------ SOURCE PASSAGE ------

FAM210A mediates an inter-organelle crosstalk essential for protein synthesis and muscle growth in mouse.

Mitochondria are not only essential for energy production in eukaryocytes but also a key regulator of intracellular signaling. Here, we report an unappreciated role of mitochondria in regulating cytosolic protein translation in skeletal muscle cells (myofibers). We show that the expression of mitochondrial protein FAM210A (Family With Sequence Similarity 210 Member A) is positively associated with muscle mass in mice and humans. Muscle-specific Myl1 Cre -driven Fam210a knockout ( Fam210a MKO ) in mice reduces mitochondrial density and function, leading to progressive muscle atrophy and premature death. Metabolomic and biochemical analyses reveal that Fam210a MKO reverses the oxidative TCA cycle towards the reductive direction, resulting in acetyl-CoA accumulation and hyperacetylation of cytosolic proteins. Specifically, hyperacetylation of several ribosomal proteins leads to disassembly of ribosomes and translational defects. Transplantation of Fam210a MKO mitochondria into wildtype myoblasts is sufficient to elevate protein acetylation in recipient cells. These findings reveal a novel crosstalk between the mitochondrion and ribosome mediated by FAM210A.

------ SUPPLIED DATA ------

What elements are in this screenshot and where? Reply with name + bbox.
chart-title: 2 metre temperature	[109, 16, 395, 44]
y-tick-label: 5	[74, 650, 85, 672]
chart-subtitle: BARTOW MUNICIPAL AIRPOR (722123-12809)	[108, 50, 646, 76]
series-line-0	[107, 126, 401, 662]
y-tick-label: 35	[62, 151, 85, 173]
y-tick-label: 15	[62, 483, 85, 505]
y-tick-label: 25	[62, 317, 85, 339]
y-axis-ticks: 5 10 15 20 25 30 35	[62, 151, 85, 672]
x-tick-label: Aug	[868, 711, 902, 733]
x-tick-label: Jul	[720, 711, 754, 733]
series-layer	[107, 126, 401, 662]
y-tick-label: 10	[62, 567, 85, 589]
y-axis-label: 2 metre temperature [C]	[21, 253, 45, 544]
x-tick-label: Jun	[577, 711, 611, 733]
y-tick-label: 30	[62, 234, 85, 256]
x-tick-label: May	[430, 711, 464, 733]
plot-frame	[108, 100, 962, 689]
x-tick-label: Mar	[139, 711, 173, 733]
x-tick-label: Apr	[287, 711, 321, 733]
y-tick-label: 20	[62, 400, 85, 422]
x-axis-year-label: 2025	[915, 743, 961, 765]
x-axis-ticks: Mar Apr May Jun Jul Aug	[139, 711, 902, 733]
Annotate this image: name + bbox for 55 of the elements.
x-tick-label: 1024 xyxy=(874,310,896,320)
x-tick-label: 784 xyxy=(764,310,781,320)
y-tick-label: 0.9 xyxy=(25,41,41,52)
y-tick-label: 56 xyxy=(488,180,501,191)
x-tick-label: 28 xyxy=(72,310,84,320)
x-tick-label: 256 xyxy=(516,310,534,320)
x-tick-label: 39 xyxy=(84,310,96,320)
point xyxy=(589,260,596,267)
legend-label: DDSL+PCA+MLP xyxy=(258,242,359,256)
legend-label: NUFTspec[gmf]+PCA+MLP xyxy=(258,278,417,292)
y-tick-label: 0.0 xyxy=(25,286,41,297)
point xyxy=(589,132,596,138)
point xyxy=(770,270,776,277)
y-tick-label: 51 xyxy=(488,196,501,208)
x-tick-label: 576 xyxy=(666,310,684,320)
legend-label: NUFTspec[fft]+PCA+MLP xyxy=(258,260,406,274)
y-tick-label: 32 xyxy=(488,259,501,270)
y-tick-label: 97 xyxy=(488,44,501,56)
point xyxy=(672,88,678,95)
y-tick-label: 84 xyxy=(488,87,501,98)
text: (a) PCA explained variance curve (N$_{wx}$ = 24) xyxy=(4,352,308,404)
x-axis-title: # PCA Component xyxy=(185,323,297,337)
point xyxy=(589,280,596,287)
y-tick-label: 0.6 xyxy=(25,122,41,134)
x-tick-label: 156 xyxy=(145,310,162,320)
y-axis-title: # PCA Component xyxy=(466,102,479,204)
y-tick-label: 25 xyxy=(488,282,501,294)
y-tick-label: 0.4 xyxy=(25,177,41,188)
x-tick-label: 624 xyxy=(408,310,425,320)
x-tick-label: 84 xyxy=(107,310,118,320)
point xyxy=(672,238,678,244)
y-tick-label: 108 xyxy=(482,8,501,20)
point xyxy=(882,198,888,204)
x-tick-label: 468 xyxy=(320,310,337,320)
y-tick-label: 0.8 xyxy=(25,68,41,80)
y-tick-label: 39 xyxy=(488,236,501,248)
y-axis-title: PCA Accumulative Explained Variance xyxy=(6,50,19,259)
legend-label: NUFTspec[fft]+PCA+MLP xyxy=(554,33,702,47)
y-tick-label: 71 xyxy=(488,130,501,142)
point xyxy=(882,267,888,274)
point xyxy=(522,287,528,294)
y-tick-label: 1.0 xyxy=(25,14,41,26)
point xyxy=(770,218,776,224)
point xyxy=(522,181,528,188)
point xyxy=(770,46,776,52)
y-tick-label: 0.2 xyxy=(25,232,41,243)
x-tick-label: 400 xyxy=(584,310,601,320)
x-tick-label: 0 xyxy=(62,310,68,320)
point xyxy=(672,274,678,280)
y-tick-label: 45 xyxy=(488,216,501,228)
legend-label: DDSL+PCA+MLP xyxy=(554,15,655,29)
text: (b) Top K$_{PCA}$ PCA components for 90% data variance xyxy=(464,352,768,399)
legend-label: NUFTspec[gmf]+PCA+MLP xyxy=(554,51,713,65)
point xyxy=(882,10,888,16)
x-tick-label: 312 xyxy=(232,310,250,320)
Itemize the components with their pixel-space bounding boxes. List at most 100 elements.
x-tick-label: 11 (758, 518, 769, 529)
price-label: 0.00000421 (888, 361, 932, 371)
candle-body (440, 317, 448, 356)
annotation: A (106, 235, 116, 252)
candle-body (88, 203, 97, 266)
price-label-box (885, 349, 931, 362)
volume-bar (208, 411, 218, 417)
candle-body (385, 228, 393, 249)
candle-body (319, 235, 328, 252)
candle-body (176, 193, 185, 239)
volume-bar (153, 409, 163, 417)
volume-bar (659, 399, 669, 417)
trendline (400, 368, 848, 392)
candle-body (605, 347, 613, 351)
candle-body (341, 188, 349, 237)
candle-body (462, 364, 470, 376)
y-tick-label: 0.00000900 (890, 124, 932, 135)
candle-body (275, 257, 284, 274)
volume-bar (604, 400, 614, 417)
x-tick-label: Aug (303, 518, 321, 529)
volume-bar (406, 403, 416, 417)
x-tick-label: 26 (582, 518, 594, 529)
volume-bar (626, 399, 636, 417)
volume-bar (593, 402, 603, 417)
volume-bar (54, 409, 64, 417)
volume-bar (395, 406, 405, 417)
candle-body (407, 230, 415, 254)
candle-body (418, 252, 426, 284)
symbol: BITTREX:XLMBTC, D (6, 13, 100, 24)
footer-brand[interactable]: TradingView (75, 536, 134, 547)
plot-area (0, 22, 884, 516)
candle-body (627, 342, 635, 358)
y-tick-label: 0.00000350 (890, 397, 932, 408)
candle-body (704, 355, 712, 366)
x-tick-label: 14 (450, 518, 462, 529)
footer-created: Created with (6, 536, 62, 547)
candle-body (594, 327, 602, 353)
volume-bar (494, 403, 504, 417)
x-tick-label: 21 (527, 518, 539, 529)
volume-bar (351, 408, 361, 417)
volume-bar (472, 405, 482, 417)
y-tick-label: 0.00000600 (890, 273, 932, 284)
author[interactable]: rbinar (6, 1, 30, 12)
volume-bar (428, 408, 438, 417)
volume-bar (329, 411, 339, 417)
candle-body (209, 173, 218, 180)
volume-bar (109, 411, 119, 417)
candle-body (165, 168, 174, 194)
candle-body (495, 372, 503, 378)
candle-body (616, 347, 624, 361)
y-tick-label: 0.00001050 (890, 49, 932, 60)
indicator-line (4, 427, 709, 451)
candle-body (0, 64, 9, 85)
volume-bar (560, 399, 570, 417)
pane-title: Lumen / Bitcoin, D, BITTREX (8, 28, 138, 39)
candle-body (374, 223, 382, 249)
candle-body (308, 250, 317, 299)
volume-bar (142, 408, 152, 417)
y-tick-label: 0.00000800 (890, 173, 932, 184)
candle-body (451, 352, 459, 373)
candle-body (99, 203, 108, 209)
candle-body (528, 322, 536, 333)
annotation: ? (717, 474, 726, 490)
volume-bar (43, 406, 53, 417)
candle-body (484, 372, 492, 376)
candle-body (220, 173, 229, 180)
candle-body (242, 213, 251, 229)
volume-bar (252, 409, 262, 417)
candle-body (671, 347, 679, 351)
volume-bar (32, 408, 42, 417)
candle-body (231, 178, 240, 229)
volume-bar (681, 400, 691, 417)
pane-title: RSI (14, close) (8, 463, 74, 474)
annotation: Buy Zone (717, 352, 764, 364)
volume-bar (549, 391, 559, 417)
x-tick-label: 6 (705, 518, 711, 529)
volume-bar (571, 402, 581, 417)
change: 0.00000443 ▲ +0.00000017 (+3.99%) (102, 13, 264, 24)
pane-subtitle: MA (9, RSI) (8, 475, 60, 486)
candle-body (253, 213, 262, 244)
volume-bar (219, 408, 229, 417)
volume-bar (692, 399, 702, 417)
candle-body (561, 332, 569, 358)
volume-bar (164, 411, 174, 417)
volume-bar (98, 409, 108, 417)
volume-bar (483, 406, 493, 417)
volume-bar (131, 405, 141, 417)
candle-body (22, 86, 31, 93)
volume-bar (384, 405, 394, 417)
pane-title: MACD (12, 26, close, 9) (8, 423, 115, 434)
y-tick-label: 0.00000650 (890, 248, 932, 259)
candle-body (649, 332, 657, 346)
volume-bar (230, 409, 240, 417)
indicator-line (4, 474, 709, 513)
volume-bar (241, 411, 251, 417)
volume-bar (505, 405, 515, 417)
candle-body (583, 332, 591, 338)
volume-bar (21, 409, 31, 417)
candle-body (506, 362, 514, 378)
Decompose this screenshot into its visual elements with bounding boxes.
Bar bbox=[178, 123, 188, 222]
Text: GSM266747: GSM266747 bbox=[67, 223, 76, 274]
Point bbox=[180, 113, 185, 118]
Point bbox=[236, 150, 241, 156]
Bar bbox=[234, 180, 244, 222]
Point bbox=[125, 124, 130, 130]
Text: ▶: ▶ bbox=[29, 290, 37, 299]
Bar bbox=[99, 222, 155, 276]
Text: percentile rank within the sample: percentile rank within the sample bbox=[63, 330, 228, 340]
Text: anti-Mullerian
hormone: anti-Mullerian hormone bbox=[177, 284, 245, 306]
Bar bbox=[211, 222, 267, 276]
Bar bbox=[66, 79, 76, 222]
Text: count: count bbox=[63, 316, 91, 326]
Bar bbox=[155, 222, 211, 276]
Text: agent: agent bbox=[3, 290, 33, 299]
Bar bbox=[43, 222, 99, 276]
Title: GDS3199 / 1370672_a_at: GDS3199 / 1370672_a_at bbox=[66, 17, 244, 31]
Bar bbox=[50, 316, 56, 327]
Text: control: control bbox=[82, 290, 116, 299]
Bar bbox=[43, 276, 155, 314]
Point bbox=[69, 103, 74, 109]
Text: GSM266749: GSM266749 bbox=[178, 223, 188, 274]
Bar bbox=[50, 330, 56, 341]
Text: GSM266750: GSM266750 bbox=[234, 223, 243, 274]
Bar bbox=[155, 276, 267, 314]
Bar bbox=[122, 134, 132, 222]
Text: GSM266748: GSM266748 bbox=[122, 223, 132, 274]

------

▸ **TASKS AND EXERCISES**
- a) In the FAM210A abstract, what does Fam210a MKO do to the direction of the TCA cycle?
- b) Translate this sentence from the FAM210A abstract into Spanish: "Specifically, hyperacetylation of several ribosomal proteins leads to disassembly of ribosomes and translational defects."

▸ **OUTPUTS IN ORDER**
- a) It reverses the oxidative TCA cycle toward the reductive direction.

- b) En concreto, la hiperacetilación de varias proteínas ribosómicas provoca el desensamblaje de los ribosomas y defectos en la traducción.